═════ Extracted text
Hepatitis B surface antigen and hepatitis B core antibodies were negative in our patient, excluding hepatitis B virus infection. The positive hepatitis B surface antibody indicates prior immunization.

Herpetic hepatitis is an uncommon but important cause of acute liver failure because the mortality rate is high if the patient is not treated early with acyclovir. Fever, elevated aminotransferases, and leukopenia are common with herpetic hepatitis. Fewer than 50% of patients with herpetic hepatitis have vesicular rash.4,5 The value of antibody serologic testing is limited due to high rates of false-positive and false-negative results. The gold standard diagnostic tests are viral load (detection of viral RNA by polymerase chain reaction), viral staining on liver biopsy, or both. In our patient, herpes simplex virus polymerase chain reaction testing was negative, which makes herpetic hepatitis unlikely.

Wilson disease is a genetic condition in which the ability to excrete copper in the bile is impaired, resulting in accumulation of copper in the hepatocytes. Subsequently, copper is released into the bloodstream and eventually into the urine.

However, copper excretion into the bile is impaired in patients with acute liver failure regardless of the etiology. Therefore, elevated free serum copper and 24-hour urine copper levels are not specific for the diagnosis of acute liver failure secondary to Wilson disease. Moreover, Kayser-Fleischer rings, which represent copper deposition in the limbus of the cornea, may not be apparent in the early stages of Wilson disease.
══════════
═════ Provided material
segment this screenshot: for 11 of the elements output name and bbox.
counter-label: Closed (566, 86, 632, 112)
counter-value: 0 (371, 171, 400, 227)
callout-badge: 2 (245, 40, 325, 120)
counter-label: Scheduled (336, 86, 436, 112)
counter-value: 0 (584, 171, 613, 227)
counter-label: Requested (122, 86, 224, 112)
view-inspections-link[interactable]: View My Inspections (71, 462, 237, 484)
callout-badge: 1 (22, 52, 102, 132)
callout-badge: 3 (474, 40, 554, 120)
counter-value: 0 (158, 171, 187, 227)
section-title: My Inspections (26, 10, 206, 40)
══════════
Work request 1 »
Print the part of the liver failure text that opens with the words containing "Herpetic hepatitis is" and closes with "herpetic hepatitis unlikely.".
Work request 2 »
Answer these questions from the liver failure text, one per line:
(a) What share of patients with herpetic hepatitis have vesicular rash?
(b) What did the positive hepatitis B surface antibody indicate in the patient?
(c) Where are Kayser-Fleischer rings a sign of copper deposition?
Work request 3 »
Go on with the text on causes of acute liver failure from where it stops.
The records aren't needed for any of this.

Answer section 1 »
Herpetic hepatitis is an uncommon but important cause of acute liver failure because the mortality rate is high if the patient is not treated early with acyclovir. Fever, elevated aminotransferases, and leukopenia are common with herpetic hepatitis. Fewer than 50% of patients with herpetic hepatitis have vesicular rash.4,5 The value of antibody serologic testing is limited due to high rates of false-positive and false-negative results. The gold standard diagnostic tests are viral load (detection of viral RNA by polymerase chain reaction), viral staining on liver biopsy, or both. In our patient, herpes simplex virus polymerase chain reaction testing was negative, which makes herpetic hepatitis unlikely.

Answer section 2 »
(a) Fewer than 50%.
(b) Prior immunization.
(c) In the limbus of the cornea.

Answer section 3 »
Wilson disease involves accumulation of copper in the liver and other organs as the result of a genetic defect

Since it is challenging to diagnose Wilson disease in the context of acute liver failure, Korman et al6 compared patients with acute liver failure secondary to Wilson disease with patients with acute liver failure secondary to other conditions. They found that alkaline phosphatase levels are frequently decreased in patients with acute liver failure secondary to Wilson disease,6 and that a ratio of alkaline phosphatase to total bilirubin of less than 4 is 94% sensitive and 96% specific for the diagnosis.6

Hemolysis is common in acute liver failure due to Wilson disease. This leads to disproportionate elevation of AST compared with ALT, since AST is present in red blood cells. Consequently, the ratio of AST to ALT is usually greater than 2.2, which provides a sensitivity of 94% and a specificity of 86% for the diagnosis.6 These two ratios together provide 100% sensitivity and 100% specificity for the diagnosis of Wilson disease in the context of acute liver failure.6

Ceruloplasmin. Patients with Wilson disease typically have a low ceruloplasmin level. However, because it is an acute-phase reaction protein, ceruloplasmin can be normal or elevated in patients with acute liver failure from Wilson disease.6 Therefore, a normal ceruloplasmin level is not sufficient to rule out acute liver failure secondary to Wilson disease.

 

 

CASE CONTINUES: A DEFINITIVE DIAGNOSIS

Our patient undergoes further testing, which reveals the following:

  • Her 24-hour urinary excretion of copper is 150 µg (reference value < 30)
  • Slit-lamp examination is normal and shows no evidence of Kayser-Fleischer rings
  • Her ratio of alkaline phosphatase to total bilirubin is 0.77 based on her initial laboratory results (Table 1)
  • Her AST-ALT ratio is 3.4.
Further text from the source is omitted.